* [PROBLEM TO SOLVE]: Some lines of these records may hold the word "September"; state how many, using only the number.

* [RECORDS PROVIDED]:
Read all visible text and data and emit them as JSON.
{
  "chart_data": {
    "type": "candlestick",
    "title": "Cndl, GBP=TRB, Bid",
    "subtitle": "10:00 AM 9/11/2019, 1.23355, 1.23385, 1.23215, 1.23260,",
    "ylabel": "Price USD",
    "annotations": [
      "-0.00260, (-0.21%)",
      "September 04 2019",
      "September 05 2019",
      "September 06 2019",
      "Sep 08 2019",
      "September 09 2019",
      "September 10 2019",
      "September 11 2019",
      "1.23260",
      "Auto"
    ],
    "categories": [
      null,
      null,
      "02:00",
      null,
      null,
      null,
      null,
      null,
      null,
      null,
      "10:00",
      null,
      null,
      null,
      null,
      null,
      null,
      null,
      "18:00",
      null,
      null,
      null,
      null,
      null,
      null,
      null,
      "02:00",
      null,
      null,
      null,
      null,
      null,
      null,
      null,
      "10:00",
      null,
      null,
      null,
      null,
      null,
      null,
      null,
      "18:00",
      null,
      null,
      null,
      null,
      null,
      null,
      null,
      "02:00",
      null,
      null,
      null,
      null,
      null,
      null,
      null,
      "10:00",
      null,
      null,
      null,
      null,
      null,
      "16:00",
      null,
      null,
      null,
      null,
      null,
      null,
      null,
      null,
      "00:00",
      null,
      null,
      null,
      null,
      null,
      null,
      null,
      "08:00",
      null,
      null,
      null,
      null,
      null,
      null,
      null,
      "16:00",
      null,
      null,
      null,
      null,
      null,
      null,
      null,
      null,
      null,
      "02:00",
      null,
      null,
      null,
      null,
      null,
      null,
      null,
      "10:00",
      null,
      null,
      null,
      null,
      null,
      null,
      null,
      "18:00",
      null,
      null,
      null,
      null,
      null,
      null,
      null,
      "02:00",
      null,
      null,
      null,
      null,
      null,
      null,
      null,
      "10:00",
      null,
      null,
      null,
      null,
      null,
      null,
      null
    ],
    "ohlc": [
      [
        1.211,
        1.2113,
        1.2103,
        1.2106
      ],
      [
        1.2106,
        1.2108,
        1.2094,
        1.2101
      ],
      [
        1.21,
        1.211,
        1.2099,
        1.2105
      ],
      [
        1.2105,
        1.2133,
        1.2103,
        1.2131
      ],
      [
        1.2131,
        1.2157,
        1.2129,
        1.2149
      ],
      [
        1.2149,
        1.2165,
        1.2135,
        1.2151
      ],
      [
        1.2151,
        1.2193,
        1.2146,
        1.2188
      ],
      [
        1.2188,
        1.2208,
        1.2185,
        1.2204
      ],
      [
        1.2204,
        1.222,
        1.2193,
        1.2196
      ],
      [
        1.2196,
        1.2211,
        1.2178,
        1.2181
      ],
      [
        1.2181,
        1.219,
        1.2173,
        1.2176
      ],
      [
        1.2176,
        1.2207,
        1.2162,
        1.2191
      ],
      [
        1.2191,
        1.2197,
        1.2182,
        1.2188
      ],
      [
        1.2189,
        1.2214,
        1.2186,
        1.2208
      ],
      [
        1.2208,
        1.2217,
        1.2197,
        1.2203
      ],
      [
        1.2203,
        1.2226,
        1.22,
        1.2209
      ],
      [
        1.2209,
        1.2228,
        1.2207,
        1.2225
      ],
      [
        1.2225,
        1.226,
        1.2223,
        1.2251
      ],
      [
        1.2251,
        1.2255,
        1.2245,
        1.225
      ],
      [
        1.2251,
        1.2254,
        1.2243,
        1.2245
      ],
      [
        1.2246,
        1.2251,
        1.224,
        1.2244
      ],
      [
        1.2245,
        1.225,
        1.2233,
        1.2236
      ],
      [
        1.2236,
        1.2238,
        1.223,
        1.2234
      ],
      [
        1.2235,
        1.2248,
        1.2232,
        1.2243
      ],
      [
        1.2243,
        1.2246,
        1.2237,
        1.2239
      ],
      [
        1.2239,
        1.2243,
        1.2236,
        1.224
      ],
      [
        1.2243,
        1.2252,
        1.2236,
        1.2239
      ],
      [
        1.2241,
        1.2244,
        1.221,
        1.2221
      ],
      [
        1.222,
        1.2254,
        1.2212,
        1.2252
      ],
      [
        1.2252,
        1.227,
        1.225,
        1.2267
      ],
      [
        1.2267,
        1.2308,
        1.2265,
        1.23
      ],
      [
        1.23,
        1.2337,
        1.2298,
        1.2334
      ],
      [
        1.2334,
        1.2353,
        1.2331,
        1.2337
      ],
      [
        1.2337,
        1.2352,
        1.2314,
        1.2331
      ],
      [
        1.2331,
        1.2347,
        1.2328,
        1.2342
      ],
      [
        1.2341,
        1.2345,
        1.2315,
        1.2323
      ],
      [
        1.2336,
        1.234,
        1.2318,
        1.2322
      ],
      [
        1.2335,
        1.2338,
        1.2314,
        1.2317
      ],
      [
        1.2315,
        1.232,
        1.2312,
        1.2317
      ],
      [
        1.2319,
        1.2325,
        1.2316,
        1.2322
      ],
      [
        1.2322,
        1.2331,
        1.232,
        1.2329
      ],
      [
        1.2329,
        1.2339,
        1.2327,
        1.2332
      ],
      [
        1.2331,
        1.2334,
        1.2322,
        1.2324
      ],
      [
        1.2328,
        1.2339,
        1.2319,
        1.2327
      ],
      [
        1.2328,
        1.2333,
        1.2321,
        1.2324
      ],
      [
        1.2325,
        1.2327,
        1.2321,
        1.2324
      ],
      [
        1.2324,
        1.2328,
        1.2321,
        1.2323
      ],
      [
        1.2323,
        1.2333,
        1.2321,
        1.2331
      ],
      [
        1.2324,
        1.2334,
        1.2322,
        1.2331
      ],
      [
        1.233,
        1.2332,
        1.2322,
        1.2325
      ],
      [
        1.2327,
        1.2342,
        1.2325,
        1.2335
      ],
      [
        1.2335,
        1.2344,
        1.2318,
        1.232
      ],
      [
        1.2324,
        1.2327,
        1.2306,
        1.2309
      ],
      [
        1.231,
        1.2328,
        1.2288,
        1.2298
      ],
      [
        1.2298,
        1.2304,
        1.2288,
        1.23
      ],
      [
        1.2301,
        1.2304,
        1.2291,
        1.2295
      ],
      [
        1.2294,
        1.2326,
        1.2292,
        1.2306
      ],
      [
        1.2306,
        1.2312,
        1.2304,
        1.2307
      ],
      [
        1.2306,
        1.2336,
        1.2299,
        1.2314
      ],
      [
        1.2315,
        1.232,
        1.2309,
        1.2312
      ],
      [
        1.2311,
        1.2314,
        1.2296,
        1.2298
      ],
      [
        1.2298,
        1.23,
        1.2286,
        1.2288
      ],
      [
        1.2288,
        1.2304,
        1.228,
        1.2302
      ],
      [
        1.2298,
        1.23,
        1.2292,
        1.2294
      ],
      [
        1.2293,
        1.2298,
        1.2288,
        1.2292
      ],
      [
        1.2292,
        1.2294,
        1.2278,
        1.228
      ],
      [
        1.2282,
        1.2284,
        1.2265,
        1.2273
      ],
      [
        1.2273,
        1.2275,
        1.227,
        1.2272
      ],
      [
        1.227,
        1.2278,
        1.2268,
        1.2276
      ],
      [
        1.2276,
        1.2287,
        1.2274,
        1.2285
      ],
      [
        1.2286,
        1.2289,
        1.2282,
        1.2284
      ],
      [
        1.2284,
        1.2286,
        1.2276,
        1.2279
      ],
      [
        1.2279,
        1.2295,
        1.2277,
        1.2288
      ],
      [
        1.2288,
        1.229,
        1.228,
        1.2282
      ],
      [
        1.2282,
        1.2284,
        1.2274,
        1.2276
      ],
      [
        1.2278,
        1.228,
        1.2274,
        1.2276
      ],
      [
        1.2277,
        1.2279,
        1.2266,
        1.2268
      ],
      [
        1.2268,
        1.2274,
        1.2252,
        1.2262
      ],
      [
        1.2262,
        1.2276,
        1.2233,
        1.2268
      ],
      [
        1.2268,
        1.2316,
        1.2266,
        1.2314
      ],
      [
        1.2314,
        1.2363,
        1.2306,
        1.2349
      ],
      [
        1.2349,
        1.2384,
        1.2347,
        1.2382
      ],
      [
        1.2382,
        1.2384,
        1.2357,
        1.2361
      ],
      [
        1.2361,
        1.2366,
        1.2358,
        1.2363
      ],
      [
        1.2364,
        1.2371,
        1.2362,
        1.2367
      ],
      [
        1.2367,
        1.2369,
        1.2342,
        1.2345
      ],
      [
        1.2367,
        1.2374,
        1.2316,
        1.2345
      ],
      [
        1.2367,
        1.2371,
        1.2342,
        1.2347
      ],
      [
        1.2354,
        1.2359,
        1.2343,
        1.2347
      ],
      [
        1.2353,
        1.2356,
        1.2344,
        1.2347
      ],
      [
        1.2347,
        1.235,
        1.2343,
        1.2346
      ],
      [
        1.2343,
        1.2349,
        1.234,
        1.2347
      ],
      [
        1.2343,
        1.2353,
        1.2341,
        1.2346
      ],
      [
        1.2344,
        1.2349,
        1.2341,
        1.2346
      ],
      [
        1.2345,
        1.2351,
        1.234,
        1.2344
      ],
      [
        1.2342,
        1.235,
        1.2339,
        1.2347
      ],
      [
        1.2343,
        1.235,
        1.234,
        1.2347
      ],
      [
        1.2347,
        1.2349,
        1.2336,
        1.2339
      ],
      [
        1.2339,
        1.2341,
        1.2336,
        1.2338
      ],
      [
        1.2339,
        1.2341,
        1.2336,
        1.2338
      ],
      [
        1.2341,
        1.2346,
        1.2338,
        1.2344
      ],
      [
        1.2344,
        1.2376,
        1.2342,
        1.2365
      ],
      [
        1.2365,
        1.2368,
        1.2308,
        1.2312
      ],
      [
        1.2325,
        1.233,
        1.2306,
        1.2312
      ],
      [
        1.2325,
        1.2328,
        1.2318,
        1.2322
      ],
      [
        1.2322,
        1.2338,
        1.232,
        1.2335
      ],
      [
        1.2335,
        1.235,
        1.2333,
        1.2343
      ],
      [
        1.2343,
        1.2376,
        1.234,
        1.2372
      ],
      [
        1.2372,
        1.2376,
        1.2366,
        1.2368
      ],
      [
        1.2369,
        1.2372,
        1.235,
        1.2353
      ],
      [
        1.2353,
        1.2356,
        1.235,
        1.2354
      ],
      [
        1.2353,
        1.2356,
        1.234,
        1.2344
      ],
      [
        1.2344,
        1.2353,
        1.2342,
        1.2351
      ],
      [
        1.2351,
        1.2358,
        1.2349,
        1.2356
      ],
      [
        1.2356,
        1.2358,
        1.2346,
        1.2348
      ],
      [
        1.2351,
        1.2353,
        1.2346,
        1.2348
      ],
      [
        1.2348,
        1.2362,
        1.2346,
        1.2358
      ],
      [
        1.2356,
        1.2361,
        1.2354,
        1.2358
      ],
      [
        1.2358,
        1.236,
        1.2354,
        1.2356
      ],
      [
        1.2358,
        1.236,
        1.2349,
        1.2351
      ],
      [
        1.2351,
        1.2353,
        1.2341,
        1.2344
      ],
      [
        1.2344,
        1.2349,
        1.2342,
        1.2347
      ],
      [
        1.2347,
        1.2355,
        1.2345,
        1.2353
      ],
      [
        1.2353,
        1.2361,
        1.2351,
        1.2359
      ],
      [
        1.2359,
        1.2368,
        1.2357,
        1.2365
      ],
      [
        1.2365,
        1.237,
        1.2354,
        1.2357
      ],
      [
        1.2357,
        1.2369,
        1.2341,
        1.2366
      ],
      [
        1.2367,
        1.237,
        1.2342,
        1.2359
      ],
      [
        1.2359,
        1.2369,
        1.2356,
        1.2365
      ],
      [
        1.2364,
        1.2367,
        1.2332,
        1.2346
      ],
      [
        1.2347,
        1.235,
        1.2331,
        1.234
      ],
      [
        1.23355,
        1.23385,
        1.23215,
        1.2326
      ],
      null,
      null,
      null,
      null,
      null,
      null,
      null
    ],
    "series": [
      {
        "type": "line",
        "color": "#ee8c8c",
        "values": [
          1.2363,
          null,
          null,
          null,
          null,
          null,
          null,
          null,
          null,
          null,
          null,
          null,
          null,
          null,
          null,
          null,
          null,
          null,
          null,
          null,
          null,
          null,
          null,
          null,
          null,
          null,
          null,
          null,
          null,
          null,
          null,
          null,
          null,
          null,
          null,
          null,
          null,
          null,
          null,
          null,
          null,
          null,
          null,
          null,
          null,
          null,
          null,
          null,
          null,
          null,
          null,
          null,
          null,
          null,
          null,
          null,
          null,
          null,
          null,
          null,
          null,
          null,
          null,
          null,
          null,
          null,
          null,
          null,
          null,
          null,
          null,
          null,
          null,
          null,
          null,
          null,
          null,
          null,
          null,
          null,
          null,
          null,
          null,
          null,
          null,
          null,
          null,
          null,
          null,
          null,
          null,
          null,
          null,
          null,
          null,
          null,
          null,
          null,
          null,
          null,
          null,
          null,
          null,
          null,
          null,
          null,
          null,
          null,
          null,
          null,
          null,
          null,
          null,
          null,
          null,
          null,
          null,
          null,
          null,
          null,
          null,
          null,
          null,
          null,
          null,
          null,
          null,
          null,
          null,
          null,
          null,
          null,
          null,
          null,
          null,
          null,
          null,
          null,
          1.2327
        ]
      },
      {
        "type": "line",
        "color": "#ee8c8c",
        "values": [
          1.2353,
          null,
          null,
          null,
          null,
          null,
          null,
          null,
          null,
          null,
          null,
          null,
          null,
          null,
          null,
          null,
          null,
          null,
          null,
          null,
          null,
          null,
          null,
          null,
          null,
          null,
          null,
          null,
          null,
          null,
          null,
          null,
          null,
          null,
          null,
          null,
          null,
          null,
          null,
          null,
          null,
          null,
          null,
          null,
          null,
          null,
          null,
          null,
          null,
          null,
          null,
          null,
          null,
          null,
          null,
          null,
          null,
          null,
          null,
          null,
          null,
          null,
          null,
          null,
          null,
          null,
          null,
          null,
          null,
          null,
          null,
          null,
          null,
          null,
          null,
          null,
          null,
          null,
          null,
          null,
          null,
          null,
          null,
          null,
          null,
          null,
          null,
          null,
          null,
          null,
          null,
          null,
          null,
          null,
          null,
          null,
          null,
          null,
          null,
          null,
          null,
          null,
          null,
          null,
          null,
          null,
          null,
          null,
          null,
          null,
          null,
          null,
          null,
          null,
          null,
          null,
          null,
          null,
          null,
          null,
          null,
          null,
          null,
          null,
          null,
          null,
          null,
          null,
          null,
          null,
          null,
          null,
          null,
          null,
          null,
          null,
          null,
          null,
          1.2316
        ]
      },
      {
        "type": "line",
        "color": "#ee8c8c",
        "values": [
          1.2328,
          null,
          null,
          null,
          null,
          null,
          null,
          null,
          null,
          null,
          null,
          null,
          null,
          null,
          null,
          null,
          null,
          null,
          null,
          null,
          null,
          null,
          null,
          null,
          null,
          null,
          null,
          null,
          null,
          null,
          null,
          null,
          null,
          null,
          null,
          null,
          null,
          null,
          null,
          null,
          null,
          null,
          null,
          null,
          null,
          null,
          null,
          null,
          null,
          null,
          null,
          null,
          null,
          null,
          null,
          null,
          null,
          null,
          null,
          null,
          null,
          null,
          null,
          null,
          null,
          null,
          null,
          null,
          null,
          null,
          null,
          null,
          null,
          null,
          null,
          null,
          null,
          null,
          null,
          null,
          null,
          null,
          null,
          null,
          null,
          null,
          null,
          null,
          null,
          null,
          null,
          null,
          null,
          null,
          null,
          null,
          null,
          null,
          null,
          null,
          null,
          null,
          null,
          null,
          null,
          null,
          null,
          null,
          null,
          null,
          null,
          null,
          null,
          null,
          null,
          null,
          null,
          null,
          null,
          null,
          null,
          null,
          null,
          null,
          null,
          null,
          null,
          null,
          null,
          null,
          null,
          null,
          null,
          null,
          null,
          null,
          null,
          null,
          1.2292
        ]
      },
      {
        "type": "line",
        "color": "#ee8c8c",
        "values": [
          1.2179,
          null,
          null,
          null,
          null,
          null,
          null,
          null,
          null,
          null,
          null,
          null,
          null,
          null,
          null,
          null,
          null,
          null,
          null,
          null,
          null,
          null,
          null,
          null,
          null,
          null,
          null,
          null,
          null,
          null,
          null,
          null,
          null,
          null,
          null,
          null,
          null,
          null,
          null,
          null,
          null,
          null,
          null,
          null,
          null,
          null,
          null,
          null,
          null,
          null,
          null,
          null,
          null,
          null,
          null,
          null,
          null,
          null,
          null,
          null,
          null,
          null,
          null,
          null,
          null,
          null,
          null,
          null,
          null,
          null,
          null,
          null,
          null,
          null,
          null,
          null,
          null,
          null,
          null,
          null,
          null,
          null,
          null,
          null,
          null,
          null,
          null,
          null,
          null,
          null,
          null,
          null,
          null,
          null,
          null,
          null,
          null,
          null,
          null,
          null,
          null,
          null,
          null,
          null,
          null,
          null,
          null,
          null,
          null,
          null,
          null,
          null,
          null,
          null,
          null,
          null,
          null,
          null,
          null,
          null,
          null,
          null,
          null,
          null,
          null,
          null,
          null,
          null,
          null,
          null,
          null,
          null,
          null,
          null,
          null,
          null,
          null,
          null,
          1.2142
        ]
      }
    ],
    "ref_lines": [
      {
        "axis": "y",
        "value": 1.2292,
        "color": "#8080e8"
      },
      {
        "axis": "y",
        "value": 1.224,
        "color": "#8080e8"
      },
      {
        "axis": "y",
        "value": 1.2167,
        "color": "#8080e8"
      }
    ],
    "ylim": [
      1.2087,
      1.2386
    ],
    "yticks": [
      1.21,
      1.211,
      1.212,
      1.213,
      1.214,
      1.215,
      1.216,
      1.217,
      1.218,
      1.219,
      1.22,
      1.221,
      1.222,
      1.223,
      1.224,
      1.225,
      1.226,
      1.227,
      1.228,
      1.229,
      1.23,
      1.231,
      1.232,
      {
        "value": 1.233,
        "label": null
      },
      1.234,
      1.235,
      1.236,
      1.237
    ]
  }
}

* [WRITTEN ANSWER]: 6